━━━ Dataset records

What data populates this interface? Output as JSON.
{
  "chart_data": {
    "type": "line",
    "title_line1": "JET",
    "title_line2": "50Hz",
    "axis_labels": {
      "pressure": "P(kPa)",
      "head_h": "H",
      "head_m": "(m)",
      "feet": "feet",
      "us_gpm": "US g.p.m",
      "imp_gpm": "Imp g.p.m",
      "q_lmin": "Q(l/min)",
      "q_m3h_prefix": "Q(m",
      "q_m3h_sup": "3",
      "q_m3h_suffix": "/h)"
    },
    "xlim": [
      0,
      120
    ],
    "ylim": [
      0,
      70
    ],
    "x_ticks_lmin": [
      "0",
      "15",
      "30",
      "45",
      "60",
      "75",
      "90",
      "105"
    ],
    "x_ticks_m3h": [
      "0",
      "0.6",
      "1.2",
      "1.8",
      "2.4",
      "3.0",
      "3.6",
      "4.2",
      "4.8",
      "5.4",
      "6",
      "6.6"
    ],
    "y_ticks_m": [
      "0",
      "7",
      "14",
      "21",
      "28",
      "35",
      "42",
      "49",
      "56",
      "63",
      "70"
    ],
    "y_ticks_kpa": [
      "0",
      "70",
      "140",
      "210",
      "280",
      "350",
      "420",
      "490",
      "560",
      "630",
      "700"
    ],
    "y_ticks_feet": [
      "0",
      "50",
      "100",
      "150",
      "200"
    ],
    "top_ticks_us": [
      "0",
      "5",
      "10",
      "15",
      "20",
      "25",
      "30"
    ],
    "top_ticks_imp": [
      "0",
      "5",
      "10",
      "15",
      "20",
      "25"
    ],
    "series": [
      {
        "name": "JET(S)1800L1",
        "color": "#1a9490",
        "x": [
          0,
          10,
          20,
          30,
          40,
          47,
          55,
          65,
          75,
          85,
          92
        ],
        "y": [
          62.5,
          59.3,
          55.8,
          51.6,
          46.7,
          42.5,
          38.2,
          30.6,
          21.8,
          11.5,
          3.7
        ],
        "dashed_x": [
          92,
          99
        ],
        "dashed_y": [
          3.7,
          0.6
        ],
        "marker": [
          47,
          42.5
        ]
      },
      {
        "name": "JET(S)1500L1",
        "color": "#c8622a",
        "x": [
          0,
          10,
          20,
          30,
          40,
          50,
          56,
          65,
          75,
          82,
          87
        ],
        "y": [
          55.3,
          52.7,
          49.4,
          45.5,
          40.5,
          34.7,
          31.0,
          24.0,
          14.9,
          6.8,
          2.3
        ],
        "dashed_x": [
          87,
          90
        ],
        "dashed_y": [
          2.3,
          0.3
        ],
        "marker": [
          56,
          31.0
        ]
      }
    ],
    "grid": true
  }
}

━━━━━━

> **Short problem**: Exactly reproduce every line found in the records.

> **Final result**:
What data populates this interface? Output as JSON.
{
  "chart_data": {
    "type": "line",
    "title_line1": "JET",
    "title_line2": "50Hz",
    "axis_labels": {
      "pressure": "P(kPa)",
      "head_h": "H",
      "head_m": "(m)",
      "feet": "feet",
      "us_gpm": "US g.p.m",
      "imp_gpm": "Imp g.p.m",
      "q_lmin": "Q(l/min)",
      "q_m3h_prefix": "Q(m",
      "q_m3h_sup": "3",
      "q_m3h_suffix": "/h)"
    },
    "xlim": [
      0,
      120
    ],
    "ylim": [
      0,
      70
    ],
    "x_ticks_lmin": [
      "0",
      "15",
      "30",
      "45",
      "60",
      "75",
      "90",
      "105"
    ],
    "x_ticks_m3h": [
      "0",
      "0.6",
      "1.2",
      "1.8",
      "2.4",
      "3.0",
      "3.6",
      "4.2",
      "4.8",
      "5.4",
      "6",
      "6.6"
    ],
    "y_ticks_m": [
      "0",
      "7",
      "14",
      "21",
      "28",
      "35",
      "42",
      "49",
      "56",
      "63",
      "70"
    ],
    "y_ticks_kpa": [
      "0",
      "70",
      "140",
      "210",
      "280",
      "350",
      "420",
      "490",
      "560",
      "630",
      "700"
    ],
    "y_ticks_feet": [
      "0",
      "50",
      "100",
      "150",
      "200"
    ],
    "top_ticks_us": [
      "0",
      "5",
      "10",
      "15",
      "20",
      "25",
      "30"
    ],
    "top_ticks_imp": [
      "0",
      "5",
      "10",
      "15",
      "20",
      "25"
    ],
    "series": [
      {
        "name": "JET(S)1800L1",
        "color": "#1a9490",
        "x": [
          0,
          10,
          20,
          30,
          40,
          47,
          55,
          65,
          75,
          85,
          92
        ],
        "y": [
          62.5,
          59.3,
          55.8,
          51.6,
          46.7,
          42.5,
          38.2,
          30.6,
          21.8,
          11.5,
          3.7
        ],
        "dashed_x": [
          92,
          99
        ],
        "dashed_y": [
          3.7,
          0.6
        ],
        "marker": [
          47,
          42.5
        ]
      },
      {
        "name": "JET(S)1500L1",
        "color": "#c8622a",
        "x": [
          0,
          10,
          20,
          30,
          40,
          50,
          56,
          65,
          75,
          82,
          87
        ],
        "y": [
          55.3,
          52.7,
          49.4,
          45.5,
          40.5,
          34.7,
          31.0,
          24.0,
          14.9,
          6.8,
          2.3
        ],
        "dashed_x": [
          87,
          90
        ],
        "dashed_y": [
          2.3,
          0.3
        ],
        "marker": [
          56,
          31.0
        ]
      }
    ],
    "grid": true
  }
}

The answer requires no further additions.